■ Task to carry out ■
All of the data must be printed exactly; please include every line.

======

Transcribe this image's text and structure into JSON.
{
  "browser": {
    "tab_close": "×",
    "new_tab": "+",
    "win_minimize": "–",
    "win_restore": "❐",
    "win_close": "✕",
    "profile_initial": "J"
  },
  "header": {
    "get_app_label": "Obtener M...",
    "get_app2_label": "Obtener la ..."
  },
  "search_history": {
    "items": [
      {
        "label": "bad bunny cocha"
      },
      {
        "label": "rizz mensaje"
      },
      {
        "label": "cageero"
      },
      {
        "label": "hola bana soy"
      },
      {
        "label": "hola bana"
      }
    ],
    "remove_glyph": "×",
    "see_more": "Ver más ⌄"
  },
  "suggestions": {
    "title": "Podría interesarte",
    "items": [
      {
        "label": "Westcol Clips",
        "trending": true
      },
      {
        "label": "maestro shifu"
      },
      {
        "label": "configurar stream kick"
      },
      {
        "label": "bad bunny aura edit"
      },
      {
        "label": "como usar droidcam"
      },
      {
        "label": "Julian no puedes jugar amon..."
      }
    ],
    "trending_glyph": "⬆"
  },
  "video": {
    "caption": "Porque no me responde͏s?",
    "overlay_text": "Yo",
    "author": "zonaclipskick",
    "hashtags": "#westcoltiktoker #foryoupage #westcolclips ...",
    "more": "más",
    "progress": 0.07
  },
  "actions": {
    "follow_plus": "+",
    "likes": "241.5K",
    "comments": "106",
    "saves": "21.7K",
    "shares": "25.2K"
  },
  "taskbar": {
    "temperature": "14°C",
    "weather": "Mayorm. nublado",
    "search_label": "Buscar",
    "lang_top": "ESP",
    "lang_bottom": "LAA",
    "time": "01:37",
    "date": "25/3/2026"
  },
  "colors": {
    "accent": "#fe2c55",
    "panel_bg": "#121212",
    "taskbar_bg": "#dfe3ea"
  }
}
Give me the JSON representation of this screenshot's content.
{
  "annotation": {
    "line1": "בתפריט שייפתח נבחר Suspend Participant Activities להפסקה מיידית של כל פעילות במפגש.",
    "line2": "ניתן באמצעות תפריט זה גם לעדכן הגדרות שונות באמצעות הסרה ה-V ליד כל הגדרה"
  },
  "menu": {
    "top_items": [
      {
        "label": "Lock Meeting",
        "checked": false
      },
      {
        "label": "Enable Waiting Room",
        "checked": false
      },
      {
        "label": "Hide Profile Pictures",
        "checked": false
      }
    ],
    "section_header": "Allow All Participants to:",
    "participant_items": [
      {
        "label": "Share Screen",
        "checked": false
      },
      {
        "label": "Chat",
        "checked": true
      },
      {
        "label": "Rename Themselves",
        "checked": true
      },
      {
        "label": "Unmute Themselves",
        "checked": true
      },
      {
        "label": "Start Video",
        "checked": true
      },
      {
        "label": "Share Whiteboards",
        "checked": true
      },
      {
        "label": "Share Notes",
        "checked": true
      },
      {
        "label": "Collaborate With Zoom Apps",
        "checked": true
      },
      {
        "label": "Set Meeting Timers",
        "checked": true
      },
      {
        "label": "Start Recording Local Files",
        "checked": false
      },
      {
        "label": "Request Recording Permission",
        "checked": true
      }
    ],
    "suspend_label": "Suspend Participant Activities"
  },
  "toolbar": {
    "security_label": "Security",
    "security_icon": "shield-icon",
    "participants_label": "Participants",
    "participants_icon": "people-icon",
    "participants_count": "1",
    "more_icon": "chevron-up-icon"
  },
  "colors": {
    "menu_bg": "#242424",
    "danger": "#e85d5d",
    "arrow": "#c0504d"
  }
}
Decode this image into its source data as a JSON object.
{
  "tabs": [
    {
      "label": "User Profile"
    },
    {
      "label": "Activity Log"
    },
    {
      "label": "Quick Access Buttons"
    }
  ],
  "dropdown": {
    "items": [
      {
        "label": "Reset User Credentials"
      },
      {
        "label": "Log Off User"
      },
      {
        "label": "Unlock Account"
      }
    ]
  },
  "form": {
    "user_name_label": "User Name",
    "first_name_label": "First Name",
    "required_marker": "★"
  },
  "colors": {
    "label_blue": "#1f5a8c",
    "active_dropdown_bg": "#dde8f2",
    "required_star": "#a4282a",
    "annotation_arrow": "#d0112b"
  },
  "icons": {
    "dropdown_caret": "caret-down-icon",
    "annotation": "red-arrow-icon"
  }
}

======

■ Response for this exercise ■
Transcribe this image's text and structure into JSON.
{
  "browser": {
    "tab_close": "×",
    "new_tab": "+",
    "win_minimize": "–",
    "win_restore": "❐",
    "win_close": "✕",
    "profile_initial": "J"
  },
  "header": {
    "get_app_label": "Obtener M...",
    "get_app2_label": "Obtener la ..."
  },
  "search_history": {
    "items": [
      {
        "label": "bad bunny cocha"
      },
      {
        "label": "rizz mensaje"
      },
      {
        "label": "cageero"
      },
      {
        "label": "hola bana soy"
      },
      {
        "label": "hola bana"
      }
    ],
    "remove_glyph": "×",
    "see_more": "Ver más ⌄"
  },
  "suggestions": {
    "title": "Podría interesarte",
    "items": [
      {
        "label": "Westcol Clips",
        "trending": true
      },
      {
        "label": "maestro shifu"
      },
      {
        "label": "configurar stream kick"
      },
      {
        "label": "bad bunny aura edit"
      },
      {
        "label": "como usar droidcam"
      },
      {
        "label": "Julian no puedes jugar amon..."
      }
    ],
    "trending_glyph": "⬆"
  },
  "video": {
    "caption": "Porque no me responde͏s?",
    "overlay_text": "Yo",
    "author": "zonaclipskick",
    "hashtags": "#westcoltiktoker #foryoupage #westcolclips ...",
    "more": "más",
    "progress": 0.07
  },
  "actions": {
    "follow_plus": "+",
    "likes": "241.5K",
    "comments": "106",
    "saves": "21.7K",
    "shares": "25.2K"
  },
  "taskbar": {
    "temperature": "14°C",
    "weather": "Mayorm. nublado",
    "search_label": "Buscar",
    "lang_top": "ESP",
    "lang_bottom": "LAA",
    "time": "01:37",
    "date": "25/3/2026"
  },
  "colors": {
    "accent": "#fe2c55",
    "panel_bg": "#121212",
    "taskbar_bg": "#dfe3ea"
  }
}
Give me the JSON representation of this screenshot's content.
{
  "annotation": {
    "line1": "בתפריט שייפתח נבחר Suspend Participant Activities להפסקה מיידית של כל פעילות במפגש.",
    "line2": "ניתן באמצעות תפריט זה גם לעדכן הגדרות שונות באמצעות הסרה ה-V ליד כל הגדרה"
  },
  "menu": {
    "top_items": [
      {
        "label": "Lock Meeting",
        "checked": false
      },
      {
        "label": "Enable Waiting Room",
        "checked": false
      },
      {
        "label": "Hide Profile Pictures",
        "checked": false
      }
    ],
    "section_header": "Allow All Participants to:",
    "participant_items": [
      {
        "label": "Share Screen",
        "checked": false
      },
      {
        "label": "Chat",
        "checked": true
      },
      {
        "label": "Rename Themselves",
        "checked": true
      },
      {
        "label": "Unmute Themselves",
        "checked": true
      },
      {
        "label": "Start Video",
        "checked": true
      },
      {
        "label": "Share Whiteboards",
        "checked": true
      },
      {
        "label": "Share Notes",
        "checked": true
      },
      {
        "label": "Collaborate With Zoom Apps",
        "checked": true
      },
      {
        "label": "Set Meeting Timers",
        "checked": true
      },
      {
        "label": "Start Recording Local Files",
        "checked": false
      },
      {
        "label": "Request Recording Permission",
        "checked": true
      }
    ],
    "suspend_label": "Suspend Participant Activities"
  },
  "toolbar": {
    "security_label": "Security",
    "security_icon": "shield-icon",
    "participants_label": "Participants",
    "participants_icon": "people-icon",
    "participants_count": "1",
    "more_icon": "chevron-up-icon"
  },
  "colors": {
    "menu_bg": "#242424",
    "danger": "#e85d5d",
    "arrow": "#c0504d"
  }
}
Decode this image into its source data as a JSON object.
{
  "tabs": [
    {
      "label": "User Profile"
    },
    {
      "label": "Activity Log"
    },
    {
      "label": "Quick Access Buttons"
    }
  ],
  "dropdown": {
    "items": [
      {
        "label": "Reset User Credentials"
      },
      {
        "label": "Log Off User"
      },
      {
        "label": "Unlock Account"
      }
    ]
  },
  "form": {
    "user_name_label": "User Name",
    "first_name_label": "First Name",
    "required_marker": "★"
  },
  "colors": {
    "label_blue": "#1f5a8c",
    "active_dropdown_bg": "#dde8f2",
    "required_star": "#a4282a",
    "annotation_arrow": "#d0112b"
  },
  "icons": {
    "dropdown_caret": "caret-down-icon",
    "annotation": "red-arrow-icon"
  }
}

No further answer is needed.